_Set problem_
Change "bboxes" to "bounding boxes" in the records from their first line through the line with "footer-links: About Us", giving those lines again with nothing else altered.

** BEGIN Information given **

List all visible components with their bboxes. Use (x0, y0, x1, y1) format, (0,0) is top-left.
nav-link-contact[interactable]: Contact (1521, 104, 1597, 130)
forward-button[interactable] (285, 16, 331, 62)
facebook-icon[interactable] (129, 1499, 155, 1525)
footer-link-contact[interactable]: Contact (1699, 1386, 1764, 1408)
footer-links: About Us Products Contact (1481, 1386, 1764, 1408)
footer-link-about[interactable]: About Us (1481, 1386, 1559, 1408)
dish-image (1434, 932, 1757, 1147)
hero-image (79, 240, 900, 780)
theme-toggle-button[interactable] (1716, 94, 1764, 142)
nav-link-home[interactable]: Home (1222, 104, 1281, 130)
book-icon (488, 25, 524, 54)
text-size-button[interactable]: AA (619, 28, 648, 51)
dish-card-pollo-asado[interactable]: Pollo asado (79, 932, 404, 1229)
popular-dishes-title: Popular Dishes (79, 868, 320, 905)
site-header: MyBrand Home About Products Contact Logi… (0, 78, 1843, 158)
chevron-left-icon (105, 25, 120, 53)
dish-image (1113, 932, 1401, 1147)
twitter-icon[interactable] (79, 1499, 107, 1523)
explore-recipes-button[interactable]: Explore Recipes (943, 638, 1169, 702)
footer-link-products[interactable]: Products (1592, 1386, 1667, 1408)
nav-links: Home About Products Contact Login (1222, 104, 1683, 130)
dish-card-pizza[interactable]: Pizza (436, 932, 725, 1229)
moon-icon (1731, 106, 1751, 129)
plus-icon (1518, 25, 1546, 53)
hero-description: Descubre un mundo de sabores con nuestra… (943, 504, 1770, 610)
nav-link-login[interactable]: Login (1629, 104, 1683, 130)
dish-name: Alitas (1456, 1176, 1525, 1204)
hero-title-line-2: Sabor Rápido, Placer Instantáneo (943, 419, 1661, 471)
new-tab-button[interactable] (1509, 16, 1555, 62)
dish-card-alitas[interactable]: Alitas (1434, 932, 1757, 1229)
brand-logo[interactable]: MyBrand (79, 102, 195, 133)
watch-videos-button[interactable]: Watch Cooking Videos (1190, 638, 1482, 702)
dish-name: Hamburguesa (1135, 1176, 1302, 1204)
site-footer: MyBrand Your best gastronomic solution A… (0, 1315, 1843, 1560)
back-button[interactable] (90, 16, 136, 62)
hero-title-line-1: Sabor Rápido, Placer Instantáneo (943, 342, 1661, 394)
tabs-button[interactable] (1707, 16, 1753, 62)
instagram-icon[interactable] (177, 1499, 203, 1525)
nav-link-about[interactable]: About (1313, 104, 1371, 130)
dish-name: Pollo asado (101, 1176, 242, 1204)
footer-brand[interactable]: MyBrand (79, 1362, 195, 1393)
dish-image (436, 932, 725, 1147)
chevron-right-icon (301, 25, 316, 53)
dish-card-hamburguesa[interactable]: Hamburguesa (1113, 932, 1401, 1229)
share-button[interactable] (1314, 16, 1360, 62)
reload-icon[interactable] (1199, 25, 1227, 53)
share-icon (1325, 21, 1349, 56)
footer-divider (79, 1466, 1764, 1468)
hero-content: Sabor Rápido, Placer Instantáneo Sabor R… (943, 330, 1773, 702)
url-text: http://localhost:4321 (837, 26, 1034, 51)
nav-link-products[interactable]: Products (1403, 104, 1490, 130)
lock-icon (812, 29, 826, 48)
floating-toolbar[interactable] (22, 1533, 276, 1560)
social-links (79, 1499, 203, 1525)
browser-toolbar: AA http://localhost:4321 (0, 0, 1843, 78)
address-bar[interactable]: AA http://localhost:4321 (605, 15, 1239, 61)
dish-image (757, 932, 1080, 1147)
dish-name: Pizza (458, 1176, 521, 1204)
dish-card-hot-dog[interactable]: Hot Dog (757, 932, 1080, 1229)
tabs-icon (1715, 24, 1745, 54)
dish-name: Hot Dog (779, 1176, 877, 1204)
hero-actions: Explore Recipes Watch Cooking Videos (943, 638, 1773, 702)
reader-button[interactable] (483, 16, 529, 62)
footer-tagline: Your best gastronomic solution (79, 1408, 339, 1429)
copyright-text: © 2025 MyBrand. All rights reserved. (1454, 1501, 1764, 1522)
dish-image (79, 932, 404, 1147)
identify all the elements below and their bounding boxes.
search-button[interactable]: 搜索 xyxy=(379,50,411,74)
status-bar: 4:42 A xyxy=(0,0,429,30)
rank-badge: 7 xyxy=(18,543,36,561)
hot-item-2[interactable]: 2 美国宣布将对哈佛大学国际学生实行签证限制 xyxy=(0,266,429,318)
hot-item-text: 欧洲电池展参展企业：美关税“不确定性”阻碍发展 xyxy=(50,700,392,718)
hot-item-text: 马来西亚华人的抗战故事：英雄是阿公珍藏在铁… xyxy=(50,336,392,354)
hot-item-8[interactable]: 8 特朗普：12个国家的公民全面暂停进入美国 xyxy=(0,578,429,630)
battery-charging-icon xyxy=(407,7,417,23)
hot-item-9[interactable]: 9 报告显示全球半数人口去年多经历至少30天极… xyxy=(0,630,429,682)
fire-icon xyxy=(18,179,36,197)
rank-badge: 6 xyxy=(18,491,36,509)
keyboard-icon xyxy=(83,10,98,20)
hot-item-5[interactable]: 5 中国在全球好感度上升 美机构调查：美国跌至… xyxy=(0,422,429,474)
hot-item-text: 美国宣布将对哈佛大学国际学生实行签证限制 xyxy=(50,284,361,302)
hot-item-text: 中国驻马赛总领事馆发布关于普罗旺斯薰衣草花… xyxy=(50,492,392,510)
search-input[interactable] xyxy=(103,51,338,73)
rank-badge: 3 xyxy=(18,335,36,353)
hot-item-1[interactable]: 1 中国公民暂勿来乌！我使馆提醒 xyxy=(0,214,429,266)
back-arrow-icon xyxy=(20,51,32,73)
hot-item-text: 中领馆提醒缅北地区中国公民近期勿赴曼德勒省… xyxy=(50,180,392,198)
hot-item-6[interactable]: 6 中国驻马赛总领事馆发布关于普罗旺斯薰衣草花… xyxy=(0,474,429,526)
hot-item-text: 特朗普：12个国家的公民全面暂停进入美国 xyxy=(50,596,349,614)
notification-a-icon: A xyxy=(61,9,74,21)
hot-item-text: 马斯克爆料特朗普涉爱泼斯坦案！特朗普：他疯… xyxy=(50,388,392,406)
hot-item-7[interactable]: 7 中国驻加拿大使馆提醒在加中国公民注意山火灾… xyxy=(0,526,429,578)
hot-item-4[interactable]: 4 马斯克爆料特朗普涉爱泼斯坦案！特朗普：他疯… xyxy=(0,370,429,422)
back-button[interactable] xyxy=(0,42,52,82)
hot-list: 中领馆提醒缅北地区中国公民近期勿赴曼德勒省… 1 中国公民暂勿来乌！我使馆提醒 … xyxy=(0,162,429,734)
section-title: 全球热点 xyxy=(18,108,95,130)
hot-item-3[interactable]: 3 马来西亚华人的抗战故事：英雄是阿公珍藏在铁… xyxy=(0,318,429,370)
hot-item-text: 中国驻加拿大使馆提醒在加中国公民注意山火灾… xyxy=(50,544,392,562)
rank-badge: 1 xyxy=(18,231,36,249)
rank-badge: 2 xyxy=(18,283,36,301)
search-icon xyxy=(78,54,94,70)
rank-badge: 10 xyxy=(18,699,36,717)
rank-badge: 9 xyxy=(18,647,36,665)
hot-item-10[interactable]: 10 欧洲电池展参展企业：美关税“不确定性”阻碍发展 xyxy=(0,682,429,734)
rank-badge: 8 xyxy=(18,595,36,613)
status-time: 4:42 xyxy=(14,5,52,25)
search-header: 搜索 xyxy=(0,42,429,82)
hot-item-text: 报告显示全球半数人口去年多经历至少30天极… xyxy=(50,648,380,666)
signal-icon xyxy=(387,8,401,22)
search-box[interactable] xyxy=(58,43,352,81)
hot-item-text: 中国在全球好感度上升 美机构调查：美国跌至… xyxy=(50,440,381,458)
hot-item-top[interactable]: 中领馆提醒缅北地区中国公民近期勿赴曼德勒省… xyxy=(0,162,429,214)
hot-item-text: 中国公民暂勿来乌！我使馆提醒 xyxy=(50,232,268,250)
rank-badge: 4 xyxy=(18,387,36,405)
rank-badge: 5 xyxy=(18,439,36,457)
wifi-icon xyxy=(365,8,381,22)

** END Information given **

_Response for this exercise_
List all visible components with their bounding boxes. Use (x0, y0, x1, y1) format, (0,0) is top-left.
nav-link-contact[interactable]: Contact (1521, 104, 1597, 130)
forward-button[interactable] (285, 16, 331, 62)
facebook-icon[interactable] (129, 1499, 155, 1525)
footer-link-contact[interactable]: Contact (1699, 1386, 1764, 1408)
footer-links: About Us Products Contact (1481, 1386, 1764, 1408)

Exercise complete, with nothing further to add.